## Exercise directions
Copy every line of the material below without changing anything.

[Labeled region entries]
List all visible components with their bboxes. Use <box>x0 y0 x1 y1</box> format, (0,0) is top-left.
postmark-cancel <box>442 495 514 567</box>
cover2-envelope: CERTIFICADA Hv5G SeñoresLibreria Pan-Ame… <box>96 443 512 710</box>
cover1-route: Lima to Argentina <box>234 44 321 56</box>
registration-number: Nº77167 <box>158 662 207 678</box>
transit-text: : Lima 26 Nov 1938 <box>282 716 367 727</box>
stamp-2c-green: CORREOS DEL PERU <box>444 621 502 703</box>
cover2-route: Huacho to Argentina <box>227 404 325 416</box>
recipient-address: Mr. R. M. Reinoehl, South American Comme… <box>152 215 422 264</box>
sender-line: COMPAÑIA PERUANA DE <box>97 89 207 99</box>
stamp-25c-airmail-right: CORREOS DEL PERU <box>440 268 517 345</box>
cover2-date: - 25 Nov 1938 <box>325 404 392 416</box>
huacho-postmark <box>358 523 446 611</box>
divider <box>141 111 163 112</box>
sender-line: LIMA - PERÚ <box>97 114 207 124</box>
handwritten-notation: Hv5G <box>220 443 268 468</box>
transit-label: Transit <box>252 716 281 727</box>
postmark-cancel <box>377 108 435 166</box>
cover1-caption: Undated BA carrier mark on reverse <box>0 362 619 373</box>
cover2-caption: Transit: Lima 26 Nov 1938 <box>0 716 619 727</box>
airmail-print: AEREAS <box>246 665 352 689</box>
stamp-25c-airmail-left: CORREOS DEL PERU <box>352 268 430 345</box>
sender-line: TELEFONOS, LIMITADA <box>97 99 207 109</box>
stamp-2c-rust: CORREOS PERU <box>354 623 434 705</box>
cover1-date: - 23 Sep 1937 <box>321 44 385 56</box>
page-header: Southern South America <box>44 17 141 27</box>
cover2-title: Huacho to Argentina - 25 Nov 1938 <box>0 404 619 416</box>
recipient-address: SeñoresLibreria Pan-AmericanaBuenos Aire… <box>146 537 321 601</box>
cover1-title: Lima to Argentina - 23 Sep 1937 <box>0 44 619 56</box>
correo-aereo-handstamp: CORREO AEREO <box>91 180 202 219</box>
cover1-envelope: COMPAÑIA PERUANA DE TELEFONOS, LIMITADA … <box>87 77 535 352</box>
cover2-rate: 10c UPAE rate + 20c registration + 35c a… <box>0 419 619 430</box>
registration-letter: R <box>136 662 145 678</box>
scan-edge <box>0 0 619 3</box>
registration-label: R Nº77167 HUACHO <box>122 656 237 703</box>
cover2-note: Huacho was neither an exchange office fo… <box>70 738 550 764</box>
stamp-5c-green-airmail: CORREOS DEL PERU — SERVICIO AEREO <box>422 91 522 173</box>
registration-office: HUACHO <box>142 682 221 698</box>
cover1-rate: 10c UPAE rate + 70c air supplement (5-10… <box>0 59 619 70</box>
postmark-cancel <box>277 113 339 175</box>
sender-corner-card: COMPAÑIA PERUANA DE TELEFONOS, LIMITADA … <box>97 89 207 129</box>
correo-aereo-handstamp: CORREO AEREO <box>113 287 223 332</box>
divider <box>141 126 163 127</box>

## Response for this exercise
List all visible components with their bboxes. Use <box>x0 y0 x1 y1</box> format, (0,0) is top-left.
postmark-cancel <box>442 495 514 567</box>
cover2-envelope: CERTIFICADA Hv5G SeñoresLibreria Pan-Ame… <box>96 443 512 710</box>
cover1-route: Lima to Argentina <box>234 44 321 56</box>
registration-number: Nº77167 <box>158 662 207 678</box>
transit-text: : Lima 26 Nov 1938 <box>282 716 367 727</box>
stamp-2c-green: CORREOS DEL PERU <box>444 621 502 703</box>
cover2-route: Huacho to Argentina <box>227 404 325 416</box>
recipient-address: Mr. R. M. Reinoehl, South American Comme… <box>152 215 422 264</box>
sender-line: COMPAÑIA PERUANA DE <box>97 89 207 99</box>
stamp-25c-airmail-right: CORREOS DEL PERU <box>440 268 517 345</box>
cover2-date: - 25 Nov 1938 <box>325 404 392 416</box>
huacho-postmark <box>358 523 446 611</box>
divider <box>141 111 163 112</box>
sender-line: LIMA - PERÚ <box>97 114 207 124</box>
handwritten-notation: Hv5G <box>220 443 268 468</box>
transit-label: Transit <box>252 716 281 727</box>
postmark-cancel <box>377 108 435 166</box>
cover1-caption: Undated BA carrier mark on reverse <box>0 362 619 373</box>
cover2-caption: Transit: Lima 26 Nov 1938 <box>0 716 619 727</box>
airmail-print: AEREAS <box>246 665 352 689</box>
stamp-25c-airmail-left: CORREOS DEL PERU <box>352 268 430 345</box>
sender-line: TELEFONOS, LIMITADA <box>97 99 207 109</box>
stamp-2c-rust: CORREOS PERU <box>354 623 434 705</box>
cover1-date: - 23 Sep 1937 <box>321 44 385 56</box>
page-header: Southern South America <box>44 17 141 27</box>
cover2-title: Huacho to Argentina - 25 Nov 1938 <box>0 404 619 416</box>
recipient-address: SeñoresLibreria Pan-AmericanaBuenos Aire… <box>146 537 321 601</box>
cover1-title: Lima to Argentina - 23 Sep 1937 <box>0 44 619 56</box>
correo-aereo-handstamp: CORREO AEREO <box>91 180 202 219</box>
cover1-envelope: COMPAÑIA PERUANA DE TELEFONOS, LIMITADA … <box>87 77 535 352</box>
cover2-rate: 10c UPAE rate + 20c registration + 35c a… <box>0 419 619 430</box>
registration-letter: R <box>136 662 145 678</box>
scan-edge <box>0 0 619 3</box>
registration-label: R Nº77167 HUACHO <box>122 656 237 703</box>
cover2-note: Huacho was neither an exchange office fo… <box>70 738 550 764</box>
stamp-5c-green-airmail: CORREOS DEL PERU — SERVICIO AEREO <box>422 91 522 173</box>
registration-office: HUACHO <box>142 682 221 698</box>
cover1-rate: 10c UPAE rate + 70c air supplement (5-10… <box>0 59 619 70</box>
postmark-cancel <box>277 113 339 175</box>
sender-corner-card: COMPAÑIA PERUANA DE TELEFONOS, LIMITADA … <box>97 89 207 129</box>
correo-aereo-handstamp: CORREO AEREO <box>113 287 223 332</box>
divider <box>141 126 163 127</box>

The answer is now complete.